§ **DIRECTIONS FOR THIS TASK**:
Rewrite the lines below, replacing "screenshot" with "image" and leaving everything else unchanged. Omit the pictures from your answer.

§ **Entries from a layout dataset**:
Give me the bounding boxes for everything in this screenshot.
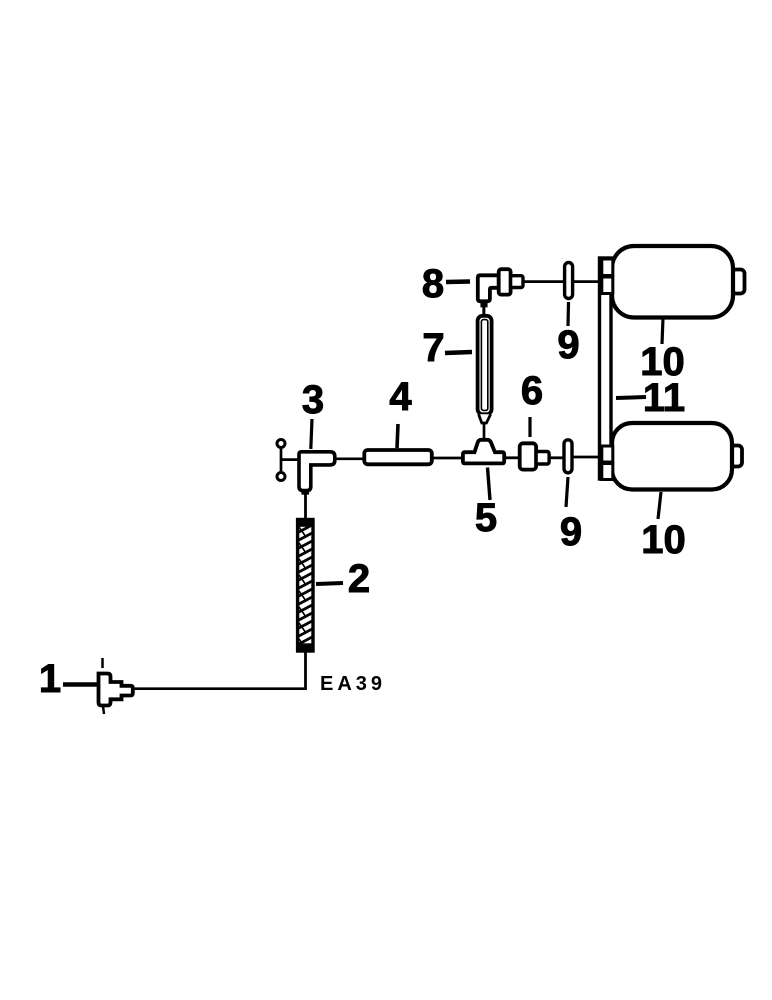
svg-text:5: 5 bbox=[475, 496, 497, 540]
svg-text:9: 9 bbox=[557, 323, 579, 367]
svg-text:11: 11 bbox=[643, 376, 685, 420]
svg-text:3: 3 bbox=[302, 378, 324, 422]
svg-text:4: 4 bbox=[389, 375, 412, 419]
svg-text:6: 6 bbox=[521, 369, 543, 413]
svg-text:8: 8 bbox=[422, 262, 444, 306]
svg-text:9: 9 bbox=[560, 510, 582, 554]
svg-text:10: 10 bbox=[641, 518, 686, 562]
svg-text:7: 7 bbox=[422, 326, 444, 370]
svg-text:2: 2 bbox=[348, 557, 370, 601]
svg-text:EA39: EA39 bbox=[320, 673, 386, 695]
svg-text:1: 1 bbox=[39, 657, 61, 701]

§ **SOLUTION TO THIS TASK**:
Give me the bounding boxes for everything in this image.
svg-text:5: 5 bbox=[475, 496, 497, 540]
svg-text:9: 9 bbox=[557, 323, 579, 367]
svg-text:11: 11 bbox=[643, 376, 685, 420]
svg-text:3: 3 bbox=[302, 378, 324, 422]
svg-text:4: 4 bbox=[389, 375, 412, 419]
svg-text:6: 6 bbox=[521, 369, 543, 413]
svg-text:8: 8 bbox=[422, 262, 444, 306]
svg-text:9: 9 bbox=[560, 510, 582, 554]
svg-text:10: 10 bbox=[641, 518, 686, 562]
svg-text:7: 7 bbox=[422, 326, 444, 370]
svg-text:2: 2 bbox=[348, 557, 370, 601]
svg-text:EA39: EA39 bbox=[320, 673, 386, 695]
svg-text:1: 1 bbox=[39, 657, 61, 701]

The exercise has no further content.